**TASK REQUIREMENTS:**
Please copy all the lines that follow, word for word.

**SUPPLIED RECORDS:**
BEGIN
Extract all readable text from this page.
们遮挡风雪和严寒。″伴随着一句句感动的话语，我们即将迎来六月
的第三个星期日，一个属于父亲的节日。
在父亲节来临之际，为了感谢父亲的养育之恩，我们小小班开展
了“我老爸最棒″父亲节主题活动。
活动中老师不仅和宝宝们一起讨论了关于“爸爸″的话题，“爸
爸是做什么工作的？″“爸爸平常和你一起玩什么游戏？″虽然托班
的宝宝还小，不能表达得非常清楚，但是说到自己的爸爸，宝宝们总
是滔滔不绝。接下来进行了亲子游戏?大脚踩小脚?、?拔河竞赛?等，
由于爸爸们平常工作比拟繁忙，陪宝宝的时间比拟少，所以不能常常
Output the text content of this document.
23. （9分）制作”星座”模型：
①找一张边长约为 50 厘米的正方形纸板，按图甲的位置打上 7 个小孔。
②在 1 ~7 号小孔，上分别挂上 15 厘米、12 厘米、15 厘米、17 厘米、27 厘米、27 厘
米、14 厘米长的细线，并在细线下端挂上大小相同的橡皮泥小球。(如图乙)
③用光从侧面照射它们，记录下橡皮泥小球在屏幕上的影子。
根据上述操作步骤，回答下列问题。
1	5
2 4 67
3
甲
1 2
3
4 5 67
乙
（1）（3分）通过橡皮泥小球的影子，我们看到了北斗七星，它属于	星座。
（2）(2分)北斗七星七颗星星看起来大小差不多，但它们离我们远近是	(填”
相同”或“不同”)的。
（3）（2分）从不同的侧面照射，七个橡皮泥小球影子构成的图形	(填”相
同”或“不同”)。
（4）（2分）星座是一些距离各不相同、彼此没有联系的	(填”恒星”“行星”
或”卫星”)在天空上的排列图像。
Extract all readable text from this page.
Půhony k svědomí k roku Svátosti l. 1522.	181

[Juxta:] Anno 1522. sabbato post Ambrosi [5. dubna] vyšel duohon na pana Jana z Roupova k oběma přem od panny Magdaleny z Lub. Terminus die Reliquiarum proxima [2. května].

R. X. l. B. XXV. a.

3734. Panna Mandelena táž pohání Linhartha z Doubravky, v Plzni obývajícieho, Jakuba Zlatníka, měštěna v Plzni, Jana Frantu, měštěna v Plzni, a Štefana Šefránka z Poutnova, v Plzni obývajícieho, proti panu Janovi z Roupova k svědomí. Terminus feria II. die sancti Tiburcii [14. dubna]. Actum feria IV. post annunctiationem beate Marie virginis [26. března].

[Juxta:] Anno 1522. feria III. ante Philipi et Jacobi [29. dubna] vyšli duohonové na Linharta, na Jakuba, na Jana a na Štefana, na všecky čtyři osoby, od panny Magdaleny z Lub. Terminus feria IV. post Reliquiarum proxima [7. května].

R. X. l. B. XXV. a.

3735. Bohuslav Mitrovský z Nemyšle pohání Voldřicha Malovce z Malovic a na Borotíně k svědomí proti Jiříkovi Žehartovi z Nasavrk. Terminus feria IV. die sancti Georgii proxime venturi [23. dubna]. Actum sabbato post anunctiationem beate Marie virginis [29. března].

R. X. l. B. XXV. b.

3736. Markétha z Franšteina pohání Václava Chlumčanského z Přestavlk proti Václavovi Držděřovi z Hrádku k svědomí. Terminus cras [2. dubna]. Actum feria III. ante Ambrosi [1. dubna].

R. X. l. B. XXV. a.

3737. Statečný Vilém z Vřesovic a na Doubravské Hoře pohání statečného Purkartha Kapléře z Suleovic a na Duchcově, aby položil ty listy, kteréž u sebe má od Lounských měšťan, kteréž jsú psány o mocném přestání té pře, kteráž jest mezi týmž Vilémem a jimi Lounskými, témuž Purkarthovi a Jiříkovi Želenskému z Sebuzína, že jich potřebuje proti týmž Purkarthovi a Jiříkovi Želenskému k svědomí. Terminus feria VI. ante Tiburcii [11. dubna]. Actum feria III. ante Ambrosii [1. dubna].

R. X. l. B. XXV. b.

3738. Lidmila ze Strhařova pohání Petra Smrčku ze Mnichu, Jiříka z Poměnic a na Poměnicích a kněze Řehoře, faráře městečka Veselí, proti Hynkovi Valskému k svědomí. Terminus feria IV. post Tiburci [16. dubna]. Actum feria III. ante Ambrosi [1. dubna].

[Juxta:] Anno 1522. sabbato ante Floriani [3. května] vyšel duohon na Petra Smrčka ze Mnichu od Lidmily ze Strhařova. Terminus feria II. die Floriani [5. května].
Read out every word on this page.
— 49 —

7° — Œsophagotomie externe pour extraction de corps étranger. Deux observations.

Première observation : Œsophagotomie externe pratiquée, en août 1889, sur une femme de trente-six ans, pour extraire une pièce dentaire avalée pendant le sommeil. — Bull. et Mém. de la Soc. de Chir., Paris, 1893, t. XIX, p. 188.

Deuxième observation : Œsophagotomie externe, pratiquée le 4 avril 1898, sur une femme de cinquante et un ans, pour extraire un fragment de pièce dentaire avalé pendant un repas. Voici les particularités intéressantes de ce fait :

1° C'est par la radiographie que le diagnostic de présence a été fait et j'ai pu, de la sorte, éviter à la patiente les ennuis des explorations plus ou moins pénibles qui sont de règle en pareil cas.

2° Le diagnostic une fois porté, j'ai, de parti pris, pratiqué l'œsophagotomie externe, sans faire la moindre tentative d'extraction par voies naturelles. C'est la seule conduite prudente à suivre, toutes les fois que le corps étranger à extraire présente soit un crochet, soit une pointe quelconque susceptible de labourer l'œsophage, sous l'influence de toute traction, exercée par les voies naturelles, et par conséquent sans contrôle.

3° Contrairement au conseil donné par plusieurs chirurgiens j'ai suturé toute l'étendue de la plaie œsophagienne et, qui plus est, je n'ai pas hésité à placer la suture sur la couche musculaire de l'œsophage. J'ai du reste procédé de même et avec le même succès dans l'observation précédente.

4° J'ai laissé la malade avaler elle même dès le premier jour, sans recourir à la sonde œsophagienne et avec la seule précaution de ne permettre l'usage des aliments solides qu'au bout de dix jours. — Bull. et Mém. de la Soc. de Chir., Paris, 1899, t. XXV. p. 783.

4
END
**EXPECTED OUTPUT:**
Extract all readable text from this page.
们遮挡风雪和严寒。″伴随着一句句感动的话语，我们即将迎来六月
的第三个星期日，一个属于父亲的节日。
在父亲节来临之际，为了感谢父亲的养育之恩，我们小小班开展
了“我老爸最棒″父亲节主题活动。
活动中老师不仅和宝宝们一起讨论了关于“爸爸″的话题，“爸
爸是做什么工作的？″“爸爸平常和你一起玩什么游戏？″虽然托班
的宝宝还小，不能表达得非常清楚，但是说到自己的爸爸，宝宝们总
是滔滔不绝。接下来进行了亲子游戏?大脚踩小脚?、?拔河竞赛?等，
由于爸爸们平常工作比拟繁忙，陪宝宝的时间比拟少，所以不能常常
Output the text content of this document.
23. （9分）制作”星座”模型：
①找一张边长约为 50 厘米的正方形纸板，按图甲的位置打上 7 个小孔。
②在 1 ~7 号小孔，上分别挂上 15 厘米、12 厘米、15 厘米、17 厘米、27 厘米、27 厘
米、14 厘米长的细线，并在细线下端挂上大小相同的橡皮泥小球。(如图乙)
③用光从侧面照射它们，记录下橡皮泥小球在屏幕上的影子。
根据上述操作步骤，回答下列问题。
1	5
2 4 67
3
甲
1 2
3
4 5 67
乙
（1）（3分）通过橡皮泥小球的影子，我们看到了北斗七星，它属于	星座。
（2）(2分)北斗七星七颗星星看起来大小差不多，但它们离我们远近是	(填”
相同”或“不同”)的。
（3）（2分）从不同的侧面照射，七个橡皮泥小球影子构成的图形	(填”相
同”或“不同”)。
（4）（2分）星座是一些距离各不相同、彼此没有联系的	(填”恒星”“行星”
或”卫星”)在天空上的排列图像。
Extract all readable text from this page.
Půhony k svědomí k roku Svátosti l. 1522.	181

[Juxta:] Anno 1522. sabbato post Ambrosi [5. dubna] vyšel duohon na pana Jana z Roupova k oběma přem od panny Magdaleny z Lub. Terminus die Reliquiarum proxima [2. května].

R. X. l. B. XXV. a.

3734. Panna Mandelena táž pohání Linhartha z Doubravky, v Plzni obývajícieho, Jakuba Zlatníka, měštěna v Plzni, Jana Frantu, měštěna v Plzni, a Štefana Šefránka z Poutnova, v Plzni obývajícieho, proti panu Janovi z Roupova k svědomí. Terminus feria II. die sancti Tiburcii [14. dubna]. Actum feria IV. post annunctiationem beate Marie virginis [26. března].

[Juxta:] Anno 1522. feria III. ante Philipi et Jacobi [29. dubna] vyšli duohonové na Linharta, na Jakuba, na Jana a na Štefana, na všecky čtyři osoby, od panny Magdaleny z Lub. Terminus feria IV. post Reliquiarum proxima [7. května].

R. X. l. B. XXV. a.

3735. Bohuslav Mitrovský z Nemyšle pohání Voldřicha Malovce z Malovic a na Borotíně k svědomí proti Jiříkovi Žehartovi z Nasavrk. Terminus feria IV. die sancti Georgii proxime venturi [23. dubna]. Actum sabbato post anunctiationem beate Marie virginis [29. března].

R. X. l. B. XXV. b.

3736. Markétha z Franšteina pohání Václava Chlumčanského z Přestavlk proti Václavovi Držděřovi z Hrádku k svědomí. Terminus cras [2. dubna]. Actum feria III. ante Ambrosi [1. dubna].

R. X. l. B. XXV. a.

3737. Statečný Vilém z Vřesovic a na Doubravské Hoře pohání statečného Purkartha Kapléře z Suleovic a na Duchcově, aby položil ty listy, kteréž u sebe má od Lounských měšťan, kteréž jsú psány o mocném přestání té pře, kteráž jest mezi týmž Vilémem a jimi Lounskými, témuž Purkarthovi a Jiříkovi Želenskému z Sebuzína, že jich potřebuje proti týmž Purkarthovi a Jiříkovi Želenskému k svědomí. Terminus feria VI. ante Tiburcii [11. dubna]. Actum feria III. ante Ambrosii [1. dubna].

R. X. l. B. XXV. b.

3738. Lidmila ze Strhařova pohání Petra Smrčku ze Mnichu, Jiříka z Poměnic a na Poměnicích a kněze Řehoře, faráře městečka Veselí, proti Hynkovi Valskému k svědomí. Terminus feria IV. post Tiburci [16. dubna]. Actum feria III. ante Ambrosi [1. dubna].

[Juxta:] Anno 1522. sabbato ante Floriani [3. května] vyšel duohon na Petra Smrčka ze Mnichu od Lidmily ze Strhařova. Terminus feria II. die Floriani [5. května].
Read out every word on this page.
— 49 —

7° — Œsophagotomie externe pour extraction de corps étranger. Deux observations.

Première observation : Œsophagotomie externe pratiquée, en août 1889, sur une femme de trente-six ans, pour extraire une pièce dentaire avalée pendant le sommeil. — Bull. et Mém. de la Soc. de Chir., Paris, 1893, t. XIX, p. 188.

Deuxième observation : Œsophagotomie externe, pratiquée le 4 avril 1898, sur une femme de cinquante et un ans, pour extraire un fragment de pièce dentaire avalé pendant un repas. Voici les particularités intéressantes de ce fait :

1° C'est par la radiographie que le diagnostic de présence a été fait et j'ai pu, de la sorte, éviter à la patiente les ennuis des explorations plus ou moins pénibles qui sont de règle en pareil cas.

2° Le diagnostic une fois porté, j'ai, de parti pris, pratiqué l'œsophagotomie externe, sans faire la moindre tentative d'extraction par voies naturelles. C'est la seule conduite prudente à suivre, toutes les fois que le corps étranger à extraire présente soit un crochet, soit une pointe quelconque susceptible de labourer l'œsophage, sous l'influence de toute traction, exercée par les voies naturelles, et par conséquent sans contrôle.

3° Contrairement au conseil donné par plusieurs chirurgiens j'ai suturé toute l'étendue de la plaie œsophagienne et, qui plus est, je n'ai pas hésité à placer la suture sur la couche musculaire de l'œsophage. J'ai du reste procédé de même et avec le même succès dans l'observation précédente.

4° J'ai laissé la malade avaler elle même dès le premier jour, sans recourir à la sonde œsophagienne et avec la seule précaution de ne permettre l'usage des aliments solides qu'au bout de dix jours. — Bull. et Mém. de la Soc. de Chir., Paris, 1899, t. XXV. p. 783.

4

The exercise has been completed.